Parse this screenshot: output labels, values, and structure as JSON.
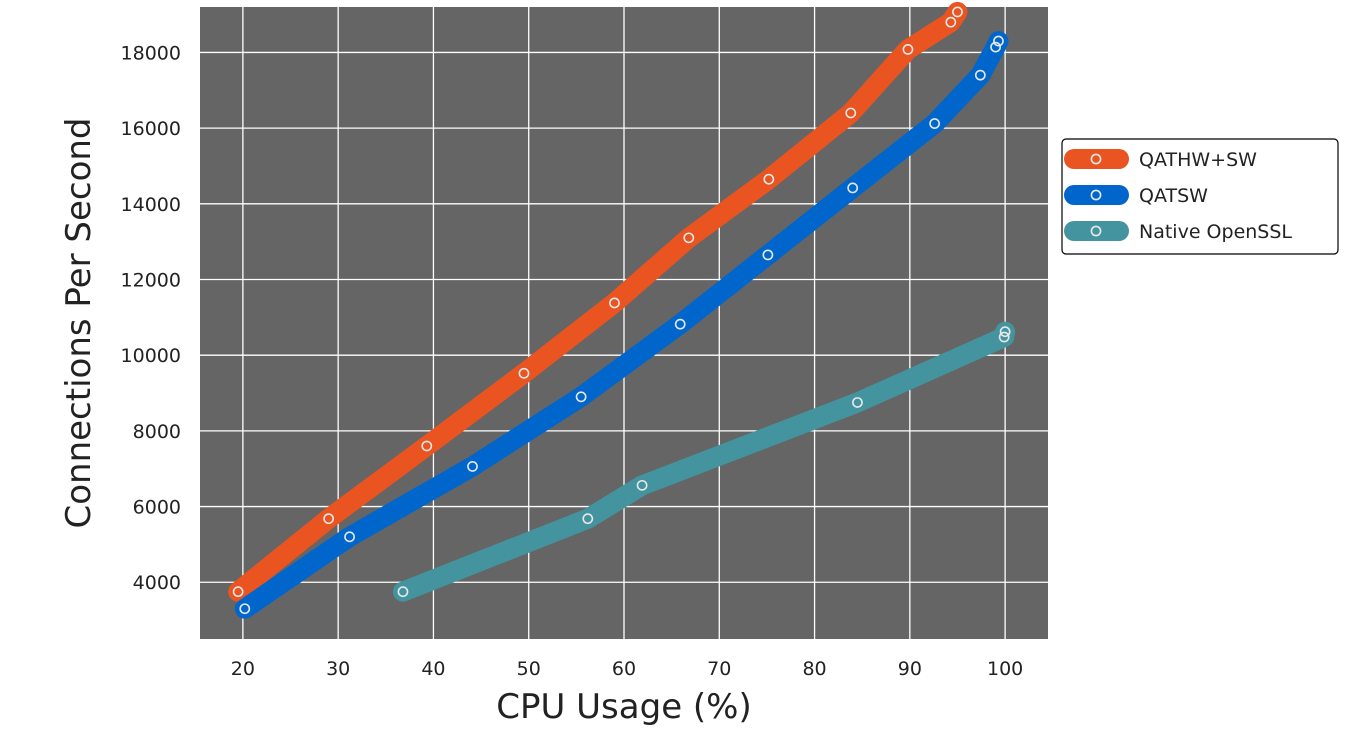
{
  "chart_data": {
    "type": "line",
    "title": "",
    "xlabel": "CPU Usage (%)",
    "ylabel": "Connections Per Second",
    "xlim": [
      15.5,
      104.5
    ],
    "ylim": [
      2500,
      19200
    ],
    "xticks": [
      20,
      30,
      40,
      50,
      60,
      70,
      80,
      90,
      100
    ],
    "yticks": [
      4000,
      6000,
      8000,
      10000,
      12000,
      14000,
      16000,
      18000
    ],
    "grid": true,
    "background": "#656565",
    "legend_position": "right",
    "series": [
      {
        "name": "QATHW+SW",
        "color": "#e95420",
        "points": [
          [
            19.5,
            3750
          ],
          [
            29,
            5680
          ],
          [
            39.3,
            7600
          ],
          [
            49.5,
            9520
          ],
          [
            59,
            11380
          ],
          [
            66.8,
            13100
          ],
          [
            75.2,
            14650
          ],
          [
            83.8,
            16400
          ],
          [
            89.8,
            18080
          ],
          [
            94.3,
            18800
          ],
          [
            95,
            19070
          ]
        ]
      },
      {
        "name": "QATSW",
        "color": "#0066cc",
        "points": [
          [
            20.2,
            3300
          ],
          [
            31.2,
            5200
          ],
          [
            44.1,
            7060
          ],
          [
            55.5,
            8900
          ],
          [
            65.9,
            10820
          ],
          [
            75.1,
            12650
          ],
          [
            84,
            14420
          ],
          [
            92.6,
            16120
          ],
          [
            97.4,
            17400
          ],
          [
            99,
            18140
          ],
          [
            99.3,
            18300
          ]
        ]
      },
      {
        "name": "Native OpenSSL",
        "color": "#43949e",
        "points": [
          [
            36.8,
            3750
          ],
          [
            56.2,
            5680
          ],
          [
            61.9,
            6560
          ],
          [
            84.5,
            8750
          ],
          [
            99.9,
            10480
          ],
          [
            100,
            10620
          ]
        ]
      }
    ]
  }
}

______________________________

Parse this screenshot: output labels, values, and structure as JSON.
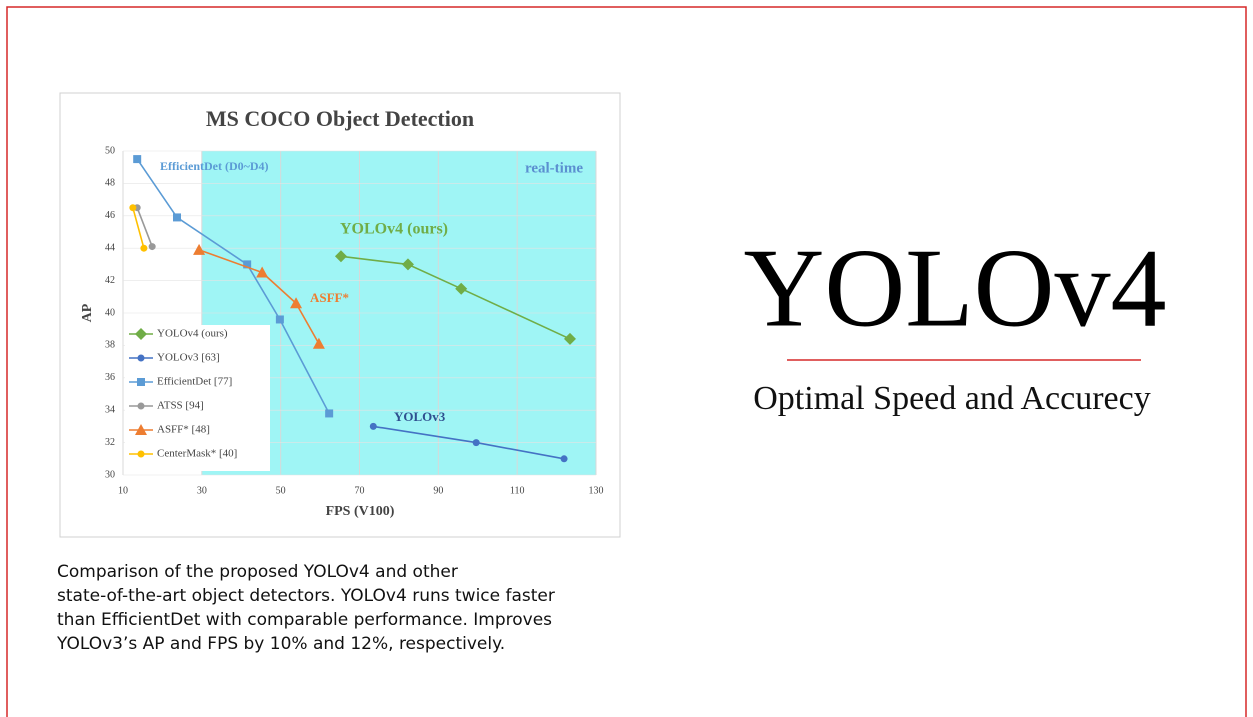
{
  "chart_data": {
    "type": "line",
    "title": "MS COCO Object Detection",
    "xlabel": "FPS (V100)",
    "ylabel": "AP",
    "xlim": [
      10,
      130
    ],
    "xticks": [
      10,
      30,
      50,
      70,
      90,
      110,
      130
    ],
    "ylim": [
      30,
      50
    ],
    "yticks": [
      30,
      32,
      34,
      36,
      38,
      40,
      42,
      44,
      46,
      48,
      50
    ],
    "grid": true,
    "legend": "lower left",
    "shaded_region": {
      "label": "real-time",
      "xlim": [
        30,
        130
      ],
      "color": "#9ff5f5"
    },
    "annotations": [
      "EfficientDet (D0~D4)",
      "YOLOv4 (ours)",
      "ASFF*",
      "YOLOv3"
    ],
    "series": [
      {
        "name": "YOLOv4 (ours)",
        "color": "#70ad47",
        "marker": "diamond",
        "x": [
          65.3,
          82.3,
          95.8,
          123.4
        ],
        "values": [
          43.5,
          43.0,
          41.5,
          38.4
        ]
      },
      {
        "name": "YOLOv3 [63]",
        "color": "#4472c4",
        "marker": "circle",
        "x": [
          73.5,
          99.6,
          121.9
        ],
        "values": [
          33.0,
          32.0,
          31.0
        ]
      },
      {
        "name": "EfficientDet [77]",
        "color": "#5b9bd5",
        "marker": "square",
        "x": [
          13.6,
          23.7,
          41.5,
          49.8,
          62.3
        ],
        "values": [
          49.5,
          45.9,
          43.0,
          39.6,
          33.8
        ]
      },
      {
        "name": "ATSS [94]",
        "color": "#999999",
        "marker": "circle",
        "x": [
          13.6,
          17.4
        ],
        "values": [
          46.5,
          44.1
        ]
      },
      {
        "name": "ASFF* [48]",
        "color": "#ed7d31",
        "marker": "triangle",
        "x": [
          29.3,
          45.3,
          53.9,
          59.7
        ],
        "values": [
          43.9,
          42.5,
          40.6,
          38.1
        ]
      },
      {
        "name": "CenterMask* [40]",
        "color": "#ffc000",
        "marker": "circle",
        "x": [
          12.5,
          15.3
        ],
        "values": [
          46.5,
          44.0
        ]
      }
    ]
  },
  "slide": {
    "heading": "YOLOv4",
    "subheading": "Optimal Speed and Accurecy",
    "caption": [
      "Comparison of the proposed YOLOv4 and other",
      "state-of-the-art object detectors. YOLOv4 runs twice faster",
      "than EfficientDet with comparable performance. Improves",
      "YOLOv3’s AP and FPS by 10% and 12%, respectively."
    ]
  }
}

______________________________

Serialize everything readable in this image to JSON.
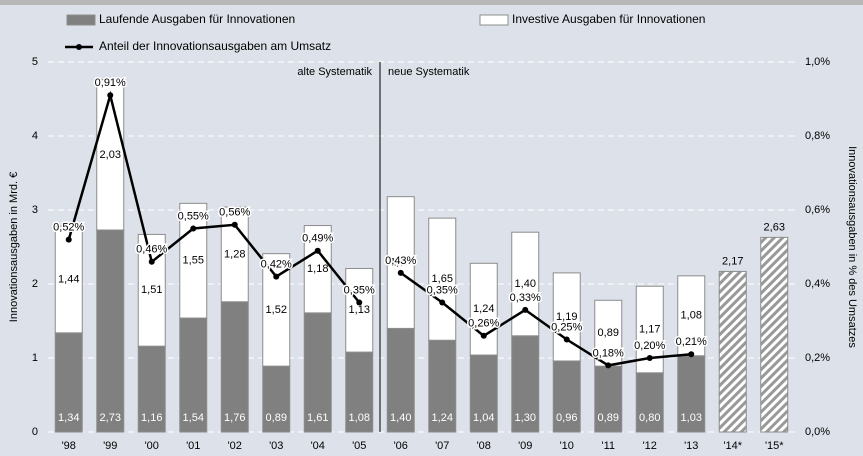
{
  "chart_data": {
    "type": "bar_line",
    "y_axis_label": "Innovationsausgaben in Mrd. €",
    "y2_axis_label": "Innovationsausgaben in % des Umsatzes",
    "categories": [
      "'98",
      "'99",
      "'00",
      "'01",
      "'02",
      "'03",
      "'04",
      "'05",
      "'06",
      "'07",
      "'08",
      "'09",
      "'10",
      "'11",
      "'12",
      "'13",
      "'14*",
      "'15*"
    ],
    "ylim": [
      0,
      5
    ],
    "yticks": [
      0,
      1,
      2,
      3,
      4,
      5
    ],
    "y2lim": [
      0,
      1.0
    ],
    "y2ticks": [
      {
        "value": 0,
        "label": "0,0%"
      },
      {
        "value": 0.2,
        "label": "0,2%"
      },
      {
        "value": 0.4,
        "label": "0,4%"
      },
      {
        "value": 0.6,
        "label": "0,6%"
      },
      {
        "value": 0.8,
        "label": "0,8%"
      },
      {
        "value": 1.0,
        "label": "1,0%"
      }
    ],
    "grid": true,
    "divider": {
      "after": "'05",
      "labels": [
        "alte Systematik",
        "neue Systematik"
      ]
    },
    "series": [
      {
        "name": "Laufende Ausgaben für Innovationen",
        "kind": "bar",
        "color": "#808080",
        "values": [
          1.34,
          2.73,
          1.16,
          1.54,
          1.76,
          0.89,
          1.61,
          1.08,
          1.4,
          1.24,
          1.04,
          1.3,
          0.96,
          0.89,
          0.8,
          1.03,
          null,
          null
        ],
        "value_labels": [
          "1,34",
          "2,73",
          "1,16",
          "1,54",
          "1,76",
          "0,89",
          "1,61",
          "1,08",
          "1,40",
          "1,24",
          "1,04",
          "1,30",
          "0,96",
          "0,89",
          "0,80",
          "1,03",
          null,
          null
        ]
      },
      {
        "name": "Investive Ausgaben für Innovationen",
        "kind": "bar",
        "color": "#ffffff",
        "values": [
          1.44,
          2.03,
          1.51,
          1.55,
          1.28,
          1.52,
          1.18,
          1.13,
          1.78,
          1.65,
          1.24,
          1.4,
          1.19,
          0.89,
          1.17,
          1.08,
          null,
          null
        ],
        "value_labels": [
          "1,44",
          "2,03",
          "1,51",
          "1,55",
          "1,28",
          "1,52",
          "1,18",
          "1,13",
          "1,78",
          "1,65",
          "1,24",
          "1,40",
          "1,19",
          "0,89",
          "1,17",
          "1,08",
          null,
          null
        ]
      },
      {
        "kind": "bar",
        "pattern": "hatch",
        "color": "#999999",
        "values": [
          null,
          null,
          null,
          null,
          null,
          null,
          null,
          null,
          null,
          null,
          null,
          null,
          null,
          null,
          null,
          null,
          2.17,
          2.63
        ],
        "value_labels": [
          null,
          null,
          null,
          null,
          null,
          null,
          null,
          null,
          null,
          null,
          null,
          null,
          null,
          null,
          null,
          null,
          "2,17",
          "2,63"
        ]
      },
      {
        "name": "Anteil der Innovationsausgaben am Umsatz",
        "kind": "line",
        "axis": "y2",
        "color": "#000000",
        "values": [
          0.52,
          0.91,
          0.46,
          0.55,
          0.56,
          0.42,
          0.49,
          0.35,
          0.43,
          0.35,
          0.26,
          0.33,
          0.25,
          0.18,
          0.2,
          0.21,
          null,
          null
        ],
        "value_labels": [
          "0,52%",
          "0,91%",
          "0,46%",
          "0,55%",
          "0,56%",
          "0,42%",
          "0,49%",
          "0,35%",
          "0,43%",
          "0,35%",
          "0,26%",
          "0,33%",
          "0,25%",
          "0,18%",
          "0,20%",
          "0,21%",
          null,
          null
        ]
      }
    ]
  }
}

______________________________

▶ SET TASK: Select and copy every line of the material that holds the string "ylabel".

▶ SOLUTION TO THIS TASK:
    "ylabel": "Connections Per Second",
    "ylabel": "AP",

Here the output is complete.